- _Task brief_: Set down all of the entries word for word, omitting the images they contain.

- _Records supplied_:

╔══

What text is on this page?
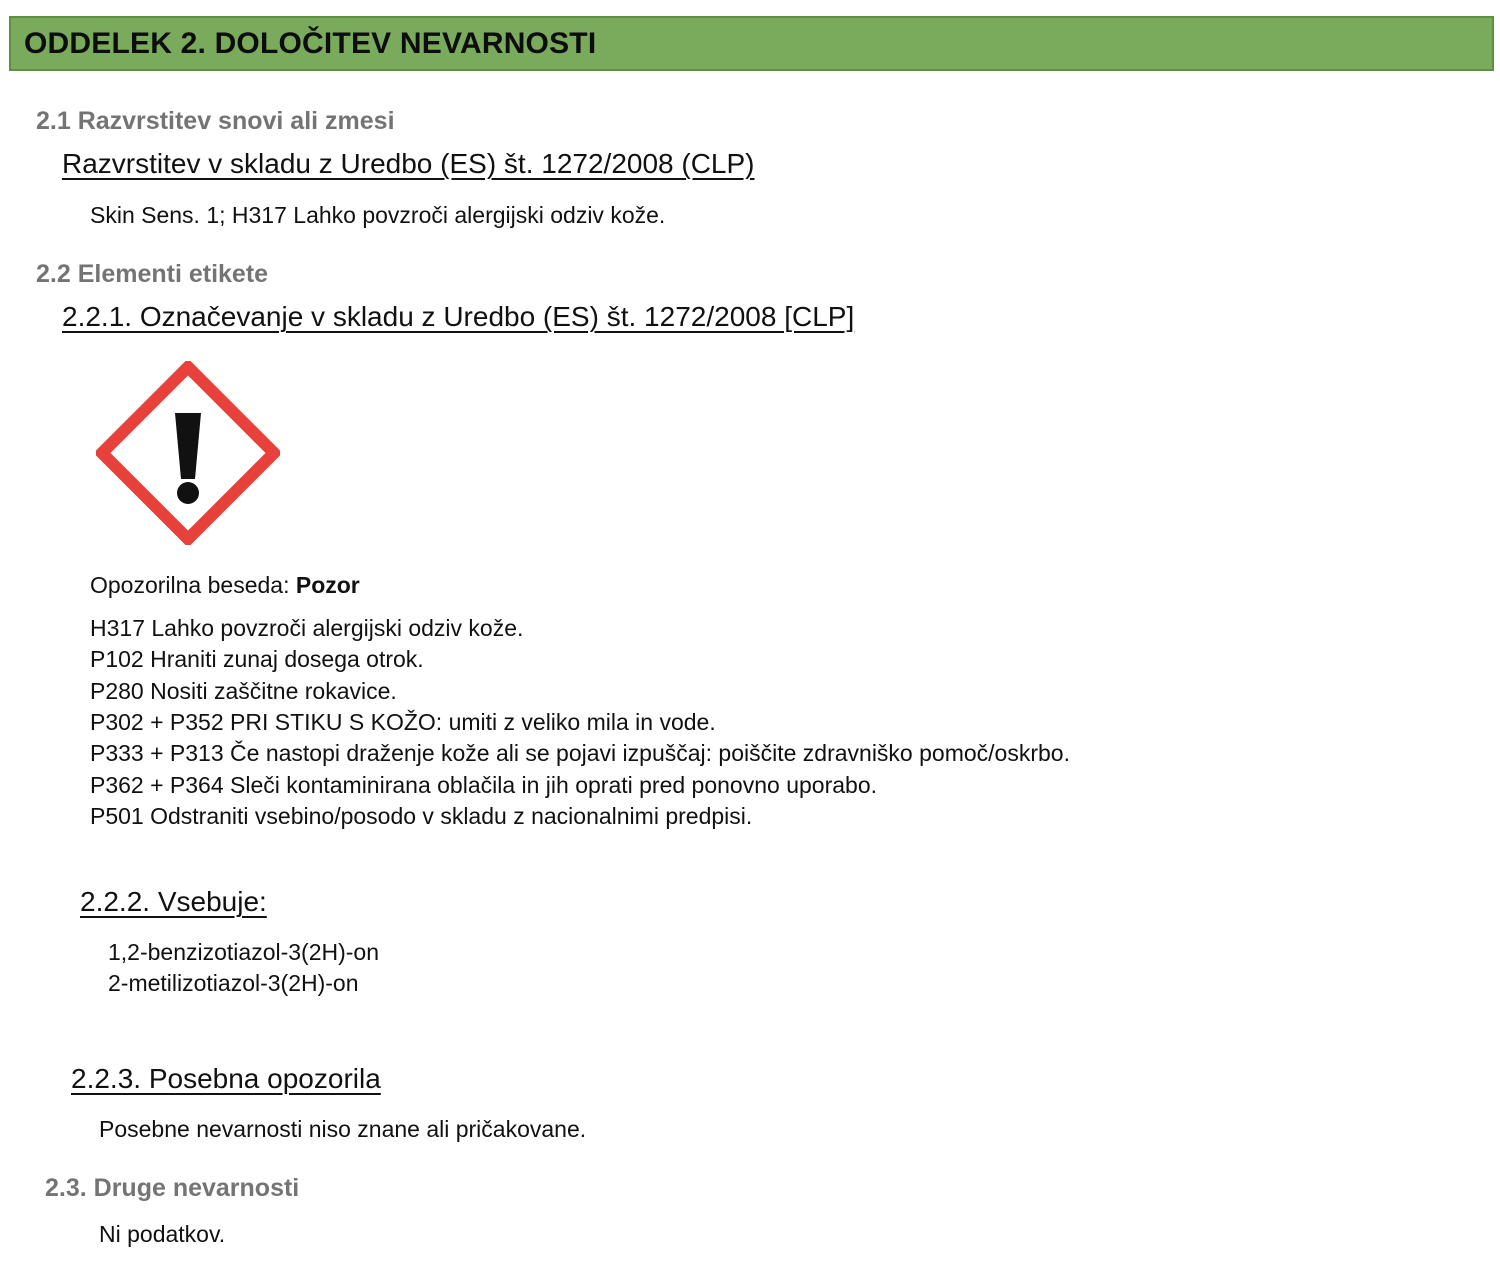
ODDELEK 2. DOLOČITEV NEVARNOSTI
2.1 Razvrstitev snovi ali zmesi
Razvrstitev v skladu z Uredbo (ES) št. 1272/2008 (CLP)
Skin Sens. 1; H317 Lahko povzroči alergijski odziv kože.
2.2 Elementi etikete
2.2.1. Označevanje v skladu z Uredbo (ES) št. 1272/2008 [CLP]
Opozorilna beseda: Pozor
H317 Lahko povzroči alergijski odziv kože.
P102 Hraniti zunaj dosega otrok.
P280 Nositi zaščitne rokavice.
P302 + P352 PRI STIKU S KOŽO: umiti z veliko mila in vode.
P333 + P313 Če nastopi draženje kože ali se pojavi izpuščaj: poiščite zdravniško pomoč/oskrbo.
P362 + P364 Sleči kontaminirana oblačila in jih oprati pred ponovno uporabo.
P501 Odstraniti vsebino/posodo v skladu z nacionalnimi predpisi.
2.2.2. Vsebuje:
1,2-benzizotiazol-3(2H)-on
2-metilizotiazol-3(2H)-on
2.2.3. Posebna opozorila
Posebne nevarnosti niso znane ali pričakovane.
2.3. Druge nevarnosti
Ni podatkov.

╚══

- _Response to this task_:
What text is on this page?
ODDELEK 2. DOLOČITEV NEVARNOSTI
2.1 Razvrstitev snovi ali zmesi
Razvrstitev v skladu z Uredbo (ES) št. 1272/2008 (CLP)
Skin Sens. 1; H317 Lahko povzroči alergijski odziv kože.
2.2 Elementi etikete
2.2.1. Označevanje v skladu z Uredbo (ES) št. 1272/2008 [CLP]
Opozorilna beseda: Pozor
H317 Lahko povzroči alergijski odziv kože.
P102 Hraniti zunaj dosega otrok.
P280 Nositi zaščitne rokavice.
P302 + P352 PRI STIKU S KOŽO: umiti z veliko mila in vode.
P333 + P313 Če nastopi draženje kože ali se pojavi izpuščaj: poiščite zdravniško pomoč/oskrbo.
P362 + P364 Sleči kontaminirana oblačila in jih oprati pred ponovno uporabo.
P501 Odstraniti vsebino/posodo v skladu z nacionalnimi predpisi.
2.2.2. Vsebuje:
1,2-benzizotiazol-3(2H)-on
2-metilizotiazol-3(2H)-on
2.2.3. Posebna opozorila
Posebne nevarnosti niso znane ali pričakovane.
2.3. Druge nevarnosti
Ni podatkov.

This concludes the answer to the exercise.